#### ENTRIES PROVIDED
+ + +

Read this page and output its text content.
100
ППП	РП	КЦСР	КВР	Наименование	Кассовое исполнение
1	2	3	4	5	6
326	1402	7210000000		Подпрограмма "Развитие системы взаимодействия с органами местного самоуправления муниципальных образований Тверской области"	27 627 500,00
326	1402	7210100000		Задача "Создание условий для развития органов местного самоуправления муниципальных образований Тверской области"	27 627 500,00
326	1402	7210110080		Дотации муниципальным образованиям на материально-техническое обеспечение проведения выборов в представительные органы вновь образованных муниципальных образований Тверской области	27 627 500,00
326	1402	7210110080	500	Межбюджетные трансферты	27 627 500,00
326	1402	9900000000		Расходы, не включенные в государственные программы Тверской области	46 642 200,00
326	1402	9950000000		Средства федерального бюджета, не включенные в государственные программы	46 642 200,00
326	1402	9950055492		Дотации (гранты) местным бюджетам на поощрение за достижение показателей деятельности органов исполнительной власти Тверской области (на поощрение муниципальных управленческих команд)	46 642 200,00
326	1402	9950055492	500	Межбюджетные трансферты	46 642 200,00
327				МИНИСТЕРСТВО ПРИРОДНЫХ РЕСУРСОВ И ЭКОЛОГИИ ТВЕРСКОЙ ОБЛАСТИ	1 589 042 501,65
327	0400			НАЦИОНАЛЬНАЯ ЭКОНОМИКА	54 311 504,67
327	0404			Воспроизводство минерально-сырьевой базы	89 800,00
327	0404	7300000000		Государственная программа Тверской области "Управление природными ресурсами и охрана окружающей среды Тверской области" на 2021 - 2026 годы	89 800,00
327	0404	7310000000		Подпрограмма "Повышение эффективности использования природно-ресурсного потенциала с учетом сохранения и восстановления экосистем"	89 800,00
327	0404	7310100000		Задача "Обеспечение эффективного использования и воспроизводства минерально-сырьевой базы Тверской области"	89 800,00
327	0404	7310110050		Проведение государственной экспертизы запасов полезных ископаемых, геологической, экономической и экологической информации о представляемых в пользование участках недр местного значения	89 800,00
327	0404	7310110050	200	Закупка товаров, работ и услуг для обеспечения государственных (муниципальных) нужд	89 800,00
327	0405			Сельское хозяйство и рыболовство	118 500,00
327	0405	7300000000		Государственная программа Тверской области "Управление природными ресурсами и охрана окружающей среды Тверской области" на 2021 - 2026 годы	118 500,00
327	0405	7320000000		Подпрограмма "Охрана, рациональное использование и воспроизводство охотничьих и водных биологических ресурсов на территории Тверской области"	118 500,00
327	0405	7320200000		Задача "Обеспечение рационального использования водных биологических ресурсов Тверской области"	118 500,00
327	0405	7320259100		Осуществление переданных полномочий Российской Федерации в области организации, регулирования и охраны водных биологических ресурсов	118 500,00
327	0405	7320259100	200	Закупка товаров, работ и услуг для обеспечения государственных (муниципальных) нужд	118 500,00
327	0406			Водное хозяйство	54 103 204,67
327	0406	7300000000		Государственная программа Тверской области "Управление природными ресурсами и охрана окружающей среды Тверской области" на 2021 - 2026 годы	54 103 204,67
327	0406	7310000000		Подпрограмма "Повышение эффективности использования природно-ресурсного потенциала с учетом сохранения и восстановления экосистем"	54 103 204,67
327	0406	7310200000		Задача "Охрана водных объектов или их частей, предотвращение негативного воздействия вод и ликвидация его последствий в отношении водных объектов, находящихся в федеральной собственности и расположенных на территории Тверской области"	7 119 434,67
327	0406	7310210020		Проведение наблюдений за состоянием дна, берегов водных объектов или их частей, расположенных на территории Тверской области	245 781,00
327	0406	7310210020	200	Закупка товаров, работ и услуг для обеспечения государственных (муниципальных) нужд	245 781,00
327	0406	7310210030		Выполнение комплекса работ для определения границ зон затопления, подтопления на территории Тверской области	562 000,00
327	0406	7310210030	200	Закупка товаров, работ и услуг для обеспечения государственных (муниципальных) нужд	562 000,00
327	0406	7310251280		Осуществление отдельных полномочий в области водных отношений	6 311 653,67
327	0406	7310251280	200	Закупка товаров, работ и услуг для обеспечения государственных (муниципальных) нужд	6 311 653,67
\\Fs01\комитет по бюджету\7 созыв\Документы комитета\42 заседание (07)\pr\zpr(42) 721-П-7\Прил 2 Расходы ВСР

+ + +

#### PROBLEM REQUIREMENTS
State how many lines hold the word "органов". The number is the whole answer.

#### TASK RESPONSE
2